• [WRITTEN INSTRUCTION] All entries must be repeated exactly; do not include the pictures.

───

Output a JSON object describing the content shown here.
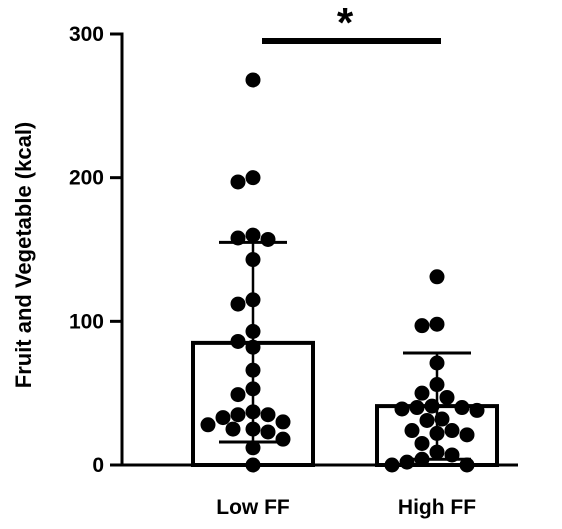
{
  "chart_data": {
    "type": "bar",
    "ylabel": "Fruit and Vegetable (kcal)",
    "ylim": [
      0,
      300
    ],
    "yticks": [
      0,
      100,
      200,
      300
    ],
    "categories": [
      "Low FF",
      "High FF"
    ],
    "values": [
      85,
      41
    ],
    "error_bars": [
      {
        "lower": 16,
        "upper": 155
      },
      {
        "lower": 4,
        "upper": 78
      }
    ],
    "points": [
      [
        268,
        200,
        197,
        160,
        158,
        157,
        143,
        115,
        112,
        93,
        86,
        82,
        66,
        53,
        49,
        37,
        35,
        35,
        33,
        30,
        28,
        25,
        25,
        23,
        18,
        12,
        0
      ],
      [
        131,
        98,
        97,
        71,
        56,
        50,
        47,
        41,
        40,
        40,
        39,
        38,
        32,
        31,
        24,
        24,
        22,
        21,
        15,
        9,
        7,
        4,
        2,
        0,
        0
      ]
    ],
    "significance": {
      "label": "*",
      "between": [
        "Low FF",
        "High FF"
      ]
    },
    "colors": {
      "bar_fill": "#ffffff",
      "bar_edge": "#000000",
      "points": "#000000"
    }
  }
}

───

• [WORKED SOLUTION]
Output a JSON object describing the content shown here.
{
  "chart_data": {
    "type": "bar",
    "ylabel": "Fruit and Vegetable (kcal)",
    "ylim": [
      0,
      300
    ],
    "yticks": [
      0,
      100,
      200,
      300
    ],
    "categories": [
      "Low FF",
      "High FF"
    ],
    "values": [
      85,
      41
    ],
    "error_bars": [
      {
        "lower": 16,
        "upper": 155
      },
      {
        "lower": 4,
        "upper": 78
      }
    ],
    "points": [
      [
        268,
        200,
        197,
        160,
        158,
        157,
        143,
        115,
        112,
        93,
        86,
        82,
        66,
        53,
        49,
        37,
        35,
        35,
        33,
        30,
        28,
        25,
        25,
        23,
        18,
        12,
        0
      ],
      [
        131,
        98,
        97,
        71,
        56,
        50,
        47,
        41,
        40,
        40,
        39,
        38,
        32,
        31,
        24,
        24,
        22,
        21,
        15,
        9,
        7,
        4,
        2,
        0,
        0
      ]
    ],
    "significance": {
      "label": "*",
      "between": [
        "Low FF",
        "High FF"
      ]
    },
    "colors": {
      "bar_fill": "#ffffff",
      "bar_edge": "#000000",
      "points": "#000000"
    }
  }
}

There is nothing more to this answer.